Supplied material:
★ ★ ★
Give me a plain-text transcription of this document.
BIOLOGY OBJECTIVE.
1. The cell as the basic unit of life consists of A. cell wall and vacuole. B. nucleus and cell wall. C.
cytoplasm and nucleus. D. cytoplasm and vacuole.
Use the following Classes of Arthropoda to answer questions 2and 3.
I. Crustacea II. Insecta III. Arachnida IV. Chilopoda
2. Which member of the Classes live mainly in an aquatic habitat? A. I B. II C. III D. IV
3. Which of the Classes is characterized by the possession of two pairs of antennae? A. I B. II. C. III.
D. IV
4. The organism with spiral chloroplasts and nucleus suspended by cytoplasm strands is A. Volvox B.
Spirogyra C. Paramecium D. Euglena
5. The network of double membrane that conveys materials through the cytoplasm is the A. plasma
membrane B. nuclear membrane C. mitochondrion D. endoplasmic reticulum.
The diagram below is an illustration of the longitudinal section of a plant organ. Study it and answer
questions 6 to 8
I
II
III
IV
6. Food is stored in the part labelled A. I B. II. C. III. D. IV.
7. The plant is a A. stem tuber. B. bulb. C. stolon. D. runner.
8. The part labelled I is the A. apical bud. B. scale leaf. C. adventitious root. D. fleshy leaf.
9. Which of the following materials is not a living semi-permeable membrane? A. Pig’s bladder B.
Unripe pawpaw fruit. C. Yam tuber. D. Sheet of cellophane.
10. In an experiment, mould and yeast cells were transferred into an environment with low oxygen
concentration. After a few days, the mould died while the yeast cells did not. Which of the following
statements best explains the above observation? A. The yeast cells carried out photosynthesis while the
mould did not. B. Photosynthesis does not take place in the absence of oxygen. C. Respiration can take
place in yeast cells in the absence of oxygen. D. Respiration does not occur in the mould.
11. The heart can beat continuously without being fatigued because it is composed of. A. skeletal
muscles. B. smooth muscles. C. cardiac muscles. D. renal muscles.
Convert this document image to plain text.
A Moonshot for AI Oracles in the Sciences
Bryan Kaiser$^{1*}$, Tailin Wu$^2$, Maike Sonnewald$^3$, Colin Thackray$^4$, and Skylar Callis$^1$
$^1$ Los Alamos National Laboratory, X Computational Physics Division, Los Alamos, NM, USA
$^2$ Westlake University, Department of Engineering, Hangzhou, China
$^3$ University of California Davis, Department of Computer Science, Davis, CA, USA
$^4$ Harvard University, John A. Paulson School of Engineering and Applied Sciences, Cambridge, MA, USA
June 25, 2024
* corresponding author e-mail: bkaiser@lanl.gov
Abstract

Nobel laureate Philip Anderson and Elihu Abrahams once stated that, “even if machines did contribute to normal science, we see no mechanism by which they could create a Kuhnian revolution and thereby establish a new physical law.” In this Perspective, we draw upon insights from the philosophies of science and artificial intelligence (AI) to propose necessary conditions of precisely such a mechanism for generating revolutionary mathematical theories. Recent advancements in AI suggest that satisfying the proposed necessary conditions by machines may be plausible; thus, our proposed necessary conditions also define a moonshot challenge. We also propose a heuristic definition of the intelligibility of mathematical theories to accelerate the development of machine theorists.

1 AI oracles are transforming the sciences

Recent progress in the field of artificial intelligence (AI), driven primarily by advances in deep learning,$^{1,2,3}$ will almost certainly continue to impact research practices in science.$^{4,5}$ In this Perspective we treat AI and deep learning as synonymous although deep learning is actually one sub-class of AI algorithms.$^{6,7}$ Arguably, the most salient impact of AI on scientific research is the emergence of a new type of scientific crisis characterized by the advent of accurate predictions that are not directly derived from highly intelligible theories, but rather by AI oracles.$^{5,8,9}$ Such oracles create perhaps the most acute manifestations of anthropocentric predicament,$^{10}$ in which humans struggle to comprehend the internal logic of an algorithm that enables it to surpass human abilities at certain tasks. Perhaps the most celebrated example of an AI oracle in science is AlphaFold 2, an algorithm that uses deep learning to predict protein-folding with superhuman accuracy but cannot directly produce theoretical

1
★ ★ ★
Task to complete: Please give back the listing in full; each line must match exactly.

Response area:
Give me a plain-text transcription of this document.
BIOLOGY OBJECTIVE.
1. The cell as the basic unit of life consists of A. cell wall and vacuole. B. nucleus and cell wall. C.
cytoplasm and nucleus. D. cytoplasm and vacuole.
Use the following Classes of Arthropoda to answer questions 2and 3.
I. Crustacea II. Insecta III. Arachnida IV. Chilopoda
2. Which member of the Classes live mainly in an aquatic habitat? A. I B. II C. III D. IV
3. Which of the Classes is characterized by the possession of two pairs of antennae? A. I B. II. C. III.
D. IV
4. The organism with spiral chloroplasts and nucleus suspended by cytoplasm strands is A. Volvox B.
Spirogyra C. Paramecium D. Euglena
5. The network of double membrane that conveys materials through the cytoplasm is the A. plasma
membrane B. nuclear membrane C. mitochondrion D. endoplasmic reticulum.
The diagram below is an illustration of the longitudinal section of a plant organ. Study it and answer
questions 6 to 8
I
II
III
IV
6. Food is stored in the part labelled A. I B. II. C. III. D. IV.
7. The plant is a A. stem tuber. B. bulb. C. stolon. D. runner.
8. The part labelled I is the A. apical bud. B. scale leaf. C. adventitious root. D. fleshy leaf.
9. Which of the following materials is not a living semi-permeable membrane? A. Pig’s bladder B.
Unripe pawpaw fruit. C. Yam tuber. D. Sheet of cellophane.
10. In an experiment, mould and yeast cells were transferred into an environment with low oxygen
concentration. After a few days, the mould died while the yeast cells did not. Which of the following
statements best explains the above observation? A. The yeast cells carried out photosynthesis while the
mould did not. B. Photosynthesis does not take place in the absence of oxygen. C. Respiration can take
place in yeast cells in the absence of oxygen. D. Respiration does not occur in the mould.
11. The heart can beat continuously without being fatigued because it is composed of. A. skeletal
muscles. B. smooth muscles. C. cardiac muscles. D. renal muscles.
Convert this document image to plain text.
A Moonshot for AI Oracles in the Sciences
Bryan Kaiser$^{1*}$, Tailin Wu$^2$, Maike Sonnewald$^3$, Colin Thackray$^4$, and Skylar Callis$^1$
$^1$ Los Alamos National Laboratory, X Computational Physics Division, Los Alamos, NM, USA
$^2$ Westlake University, Department of Engineering, Hangzhou, China
$^3$ University of California Davis, Department of Computer Science, Davis, CA, USA
$^4$ Harvard University, John A. Paulson School of Engineering and Applied Sciences, Cambridge, MA, USA
June 25, 2024
* corresponding author e-mail: bkaiser@lanl.gov
Abstract

Nobel laureate Philip Anderson and Elihu Abrahams once stated that, “even if machines did contribute to normal science, we see no mechanism by which they could create a Kuhnian revolution and thereby establish a new physical law.” In this Perspective, we draw upon insights from the philosophies of science and artificial intelligence (AI) to propose necessary conditions of precisely such a mechanism for generating revolutionary mathematical theories. Recent advancements in AI suggest that satisfying the proposed necessary conditions by machines may be plausible; thus, our proposed necessary conditions also define a moonshot challenge. We also propose a heuristic definition of the intelligibility of mathematical theories to accelerate the development of machine theorists.

1 AI oracles are transforming the sciences

Recent progress in the field of artificial intelligence (AI), driven primarily by advances in deep learning,$^{1,2,3}$ will almost certainly continue to impact research practices in science.$^{4,5}$ In this Perspective we treat AI and deep learning as synonymous although deep learning is actually one sub-class of AI algorithms.$^{6,7}$ Arguably, the most salient impact of AI on scientific research is the emergence of a new type of scientific crisis characterized by the advent of accurate predictions that are not directly derived from highly intelligible theories, but rather by AI oracles.$^{5,8,9}$ Such oracles create perhaps the most acute manifestations of anthropocentric predicament,$^{10}$ in which humans struggle to comprehend the internal logic of an algorithm that enables it to surpass human abilities at certain tasks. Perhaps the most celebrated example of an AI oracle in science is AlphaFold 2, an algorithm that uses deep learning to predict protein-folding with superhuman accuracy but cannot directly produce theoretical

1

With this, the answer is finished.